-------- RECORDS FOR THIS EXERCISE --------
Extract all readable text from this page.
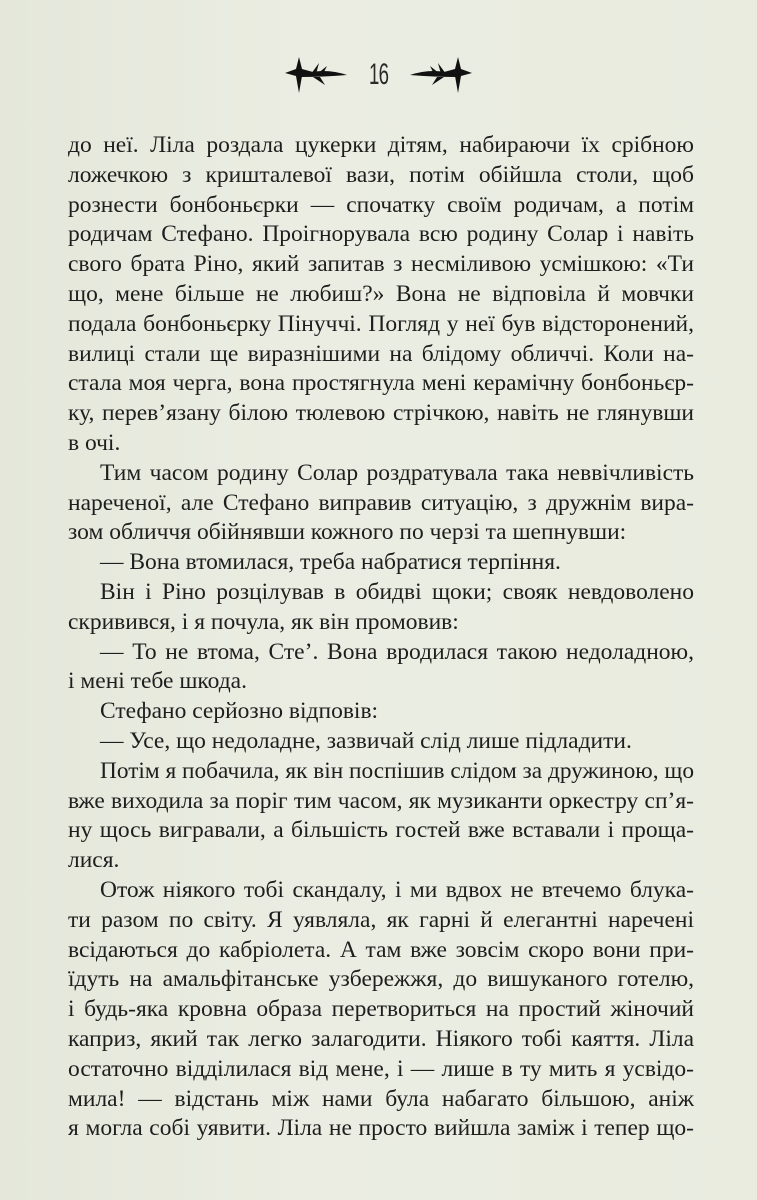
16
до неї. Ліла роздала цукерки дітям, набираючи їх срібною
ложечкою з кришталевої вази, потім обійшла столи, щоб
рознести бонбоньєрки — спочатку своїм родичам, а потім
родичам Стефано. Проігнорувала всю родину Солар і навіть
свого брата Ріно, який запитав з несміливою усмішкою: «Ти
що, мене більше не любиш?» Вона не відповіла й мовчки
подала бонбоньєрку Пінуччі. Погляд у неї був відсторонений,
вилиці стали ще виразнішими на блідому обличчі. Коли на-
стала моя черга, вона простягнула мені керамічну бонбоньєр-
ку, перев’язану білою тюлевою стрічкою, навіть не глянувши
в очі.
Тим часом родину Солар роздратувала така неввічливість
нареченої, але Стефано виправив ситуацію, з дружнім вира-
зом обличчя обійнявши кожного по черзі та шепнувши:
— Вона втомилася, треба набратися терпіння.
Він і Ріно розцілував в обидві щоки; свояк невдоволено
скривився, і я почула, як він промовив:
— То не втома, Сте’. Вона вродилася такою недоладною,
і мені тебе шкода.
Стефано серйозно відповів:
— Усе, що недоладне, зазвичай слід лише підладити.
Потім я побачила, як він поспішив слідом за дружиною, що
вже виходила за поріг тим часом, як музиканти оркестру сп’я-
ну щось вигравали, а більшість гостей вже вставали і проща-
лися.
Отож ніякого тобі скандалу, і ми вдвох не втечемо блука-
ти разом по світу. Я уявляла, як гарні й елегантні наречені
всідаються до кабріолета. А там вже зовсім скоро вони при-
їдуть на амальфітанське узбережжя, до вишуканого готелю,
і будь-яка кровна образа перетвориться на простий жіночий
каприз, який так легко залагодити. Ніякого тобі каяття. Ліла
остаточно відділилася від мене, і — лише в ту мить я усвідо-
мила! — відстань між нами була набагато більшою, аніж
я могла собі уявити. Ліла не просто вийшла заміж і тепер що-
--------
-------- RECORDS FOR THIS EXERCISE --------
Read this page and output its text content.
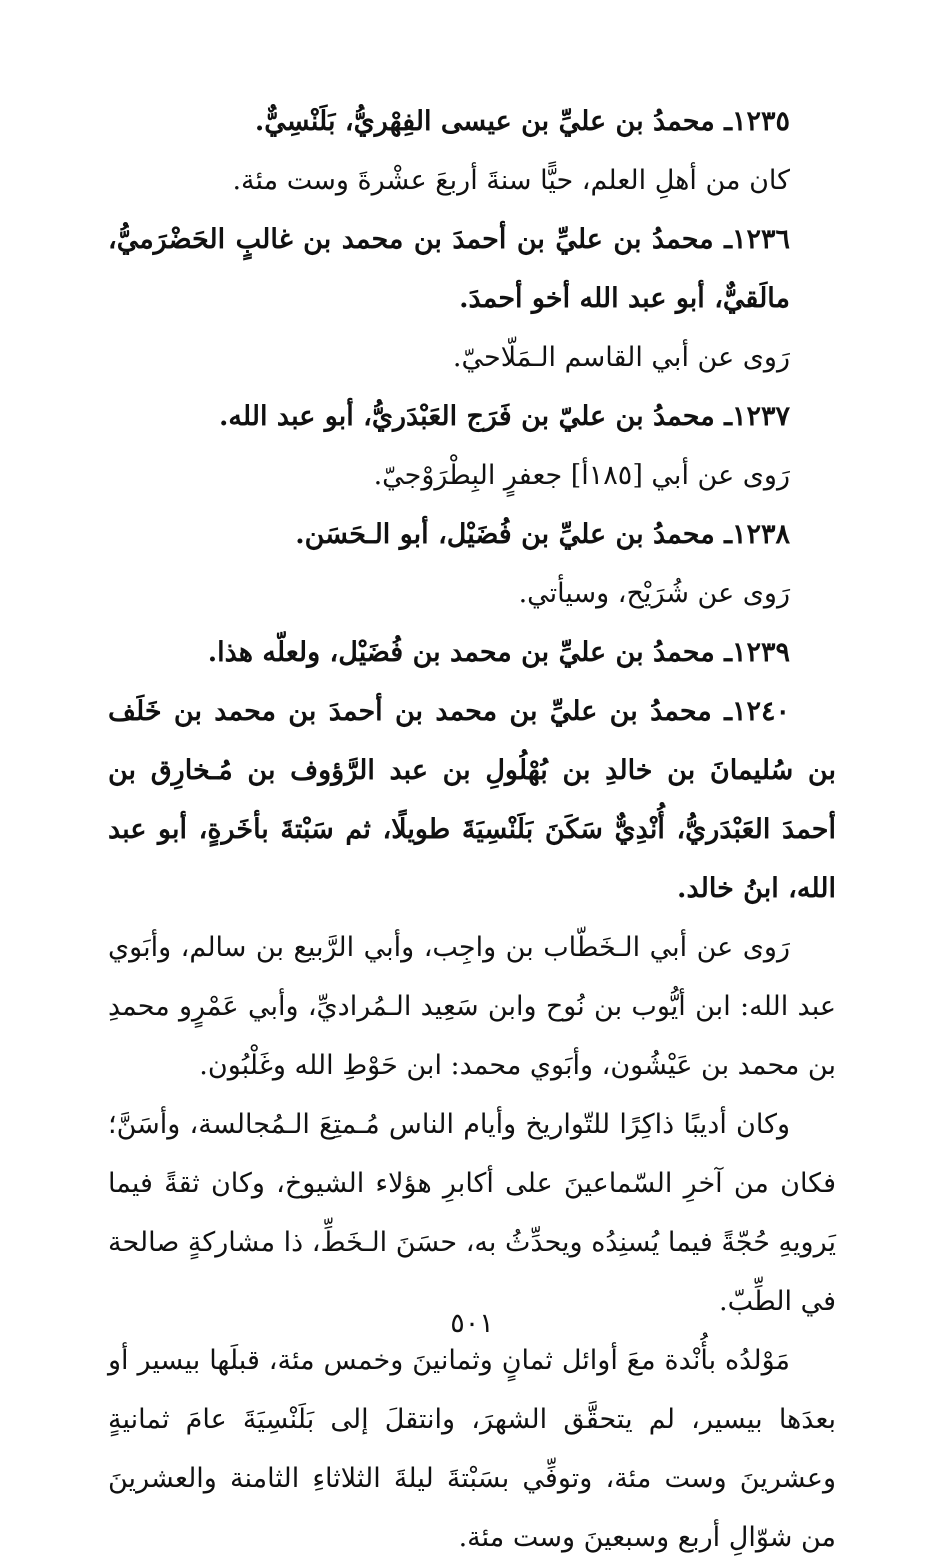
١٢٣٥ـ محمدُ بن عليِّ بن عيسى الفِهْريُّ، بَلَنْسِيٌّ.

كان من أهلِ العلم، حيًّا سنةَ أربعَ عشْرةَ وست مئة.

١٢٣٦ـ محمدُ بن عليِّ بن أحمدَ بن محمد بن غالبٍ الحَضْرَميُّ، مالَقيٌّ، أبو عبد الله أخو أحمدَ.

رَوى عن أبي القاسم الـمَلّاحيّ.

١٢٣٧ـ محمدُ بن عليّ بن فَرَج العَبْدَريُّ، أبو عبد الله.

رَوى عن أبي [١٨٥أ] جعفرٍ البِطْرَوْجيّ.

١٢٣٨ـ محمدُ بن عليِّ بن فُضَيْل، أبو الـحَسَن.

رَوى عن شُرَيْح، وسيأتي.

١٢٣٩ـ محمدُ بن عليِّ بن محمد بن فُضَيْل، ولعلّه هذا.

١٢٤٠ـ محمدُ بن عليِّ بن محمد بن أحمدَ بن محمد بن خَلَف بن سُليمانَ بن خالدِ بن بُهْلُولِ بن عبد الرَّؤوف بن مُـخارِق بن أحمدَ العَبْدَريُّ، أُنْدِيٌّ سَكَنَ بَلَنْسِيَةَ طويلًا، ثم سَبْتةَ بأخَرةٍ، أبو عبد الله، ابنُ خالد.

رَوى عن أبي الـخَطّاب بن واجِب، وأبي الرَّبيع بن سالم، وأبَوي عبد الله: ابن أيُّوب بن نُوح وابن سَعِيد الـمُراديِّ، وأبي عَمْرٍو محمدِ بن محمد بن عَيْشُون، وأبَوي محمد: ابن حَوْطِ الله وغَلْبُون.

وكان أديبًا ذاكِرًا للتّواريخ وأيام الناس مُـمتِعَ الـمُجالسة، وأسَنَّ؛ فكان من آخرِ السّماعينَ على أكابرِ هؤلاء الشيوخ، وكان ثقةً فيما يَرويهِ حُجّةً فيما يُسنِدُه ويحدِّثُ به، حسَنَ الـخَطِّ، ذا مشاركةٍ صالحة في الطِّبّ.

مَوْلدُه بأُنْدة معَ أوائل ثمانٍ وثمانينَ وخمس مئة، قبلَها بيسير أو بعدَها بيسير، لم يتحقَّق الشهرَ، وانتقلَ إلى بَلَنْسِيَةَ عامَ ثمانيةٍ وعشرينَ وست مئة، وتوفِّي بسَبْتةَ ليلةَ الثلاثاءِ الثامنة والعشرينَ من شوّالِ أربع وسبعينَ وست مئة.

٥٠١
--------
-------- RECORDS FOR THIS EXERCISE --------
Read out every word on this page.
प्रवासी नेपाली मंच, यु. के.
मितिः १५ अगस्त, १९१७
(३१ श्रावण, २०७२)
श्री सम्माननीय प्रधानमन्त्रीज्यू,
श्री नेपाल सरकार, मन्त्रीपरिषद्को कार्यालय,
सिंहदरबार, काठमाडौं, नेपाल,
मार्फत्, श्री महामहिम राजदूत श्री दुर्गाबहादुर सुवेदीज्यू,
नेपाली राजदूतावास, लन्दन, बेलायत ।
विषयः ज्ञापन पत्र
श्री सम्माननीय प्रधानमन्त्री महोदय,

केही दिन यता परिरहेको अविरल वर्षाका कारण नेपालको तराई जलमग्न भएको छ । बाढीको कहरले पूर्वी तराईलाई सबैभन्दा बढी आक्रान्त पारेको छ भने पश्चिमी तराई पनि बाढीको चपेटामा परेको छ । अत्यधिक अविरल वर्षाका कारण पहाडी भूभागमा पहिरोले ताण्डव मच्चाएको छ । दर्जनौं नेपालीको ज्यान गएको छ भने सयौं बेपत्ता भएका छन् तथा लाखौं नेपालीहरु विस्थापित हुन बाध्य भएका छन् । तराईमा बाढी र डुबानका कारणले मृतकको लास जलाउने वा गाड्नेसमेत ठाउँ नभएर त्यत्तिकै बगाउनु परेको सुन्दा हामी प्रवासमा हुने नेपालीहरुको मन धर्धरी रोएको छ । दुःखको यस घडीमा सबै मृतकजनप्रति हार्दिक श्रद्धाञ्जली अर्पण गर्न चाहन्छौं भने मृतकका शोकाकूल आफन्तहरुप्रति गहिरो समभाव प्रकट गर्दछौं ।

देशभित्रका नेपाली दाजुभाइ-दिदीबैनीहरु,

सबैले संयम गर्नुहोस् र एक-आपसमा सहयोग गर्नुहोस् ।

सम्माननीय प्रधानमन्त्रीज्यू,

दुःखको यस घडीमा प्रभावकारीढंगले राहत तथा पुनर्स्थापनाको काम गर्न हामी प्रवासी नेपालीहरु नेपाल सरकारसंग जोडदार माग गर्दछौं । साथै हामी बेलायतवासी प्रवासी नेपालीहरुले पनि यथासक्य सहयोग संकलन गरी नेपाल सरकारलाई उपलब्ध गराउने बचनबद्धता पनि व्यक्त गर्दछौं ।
--------
* TASK INSTRUCTIONS *
Go over the data above and copy every line that has the word "محمد" in it.

* EXERCISE SOLUTION *
١٢٣٥ـ محمدُ بن عليِّ بن عيسى الفِهْريُّ، بَلَنْسِيٌّ.
١٢٣٦ـ محمدُ بن عليِّ بن أحمدَ بن محمد بن غالبٍ الحَضْرَميُّ، مالَقيٌّ، أبو عبد الله أخو أحمدَ.
١٢٣٧ـ محمدُ بن عليّ بن فَرَج العَبْدَريُّ، أبو عبد الله.
١٢٣٨ـ محمدُ بن عليِّ بن فُضَيْل، أبو الـحَسَن.
١٢٣٩ـ محمدُ بن عليِّ بن محمد بن فُضَيْل، ولعلّه هذا.
١٢٤٠ـ محمدُ بن عليِّ بن محمد بن أحمدَ بن محمد بن خَلَف بن سُليمانَ بن خالدِ بن بُهْلُولِ بن عبد الرَّؤوف بن مُـخارِق بن أحمدَ العَبْدَريُّ، أُنْدِيٌّ سَكَنَ بَلَنْسِيَةَ طويلًا، ثم سَبْتةَ بأخَرةٍ، أبو عبد الله، ابنُ خالد.
رَوى عن أبي الـخَطّاب بن واجِب، وأبي الرَّبيع بن سالم، وأبَوي عبد الله: ابن أيُّوب بن نُوح وابن سَعِيد الـمُراديِّ، وأبي عَمْرٍو محمدِ بن محمد بن عَيْشُون، وأبَوي محمد: ابن حَوْطِ الله وغَلْبُون.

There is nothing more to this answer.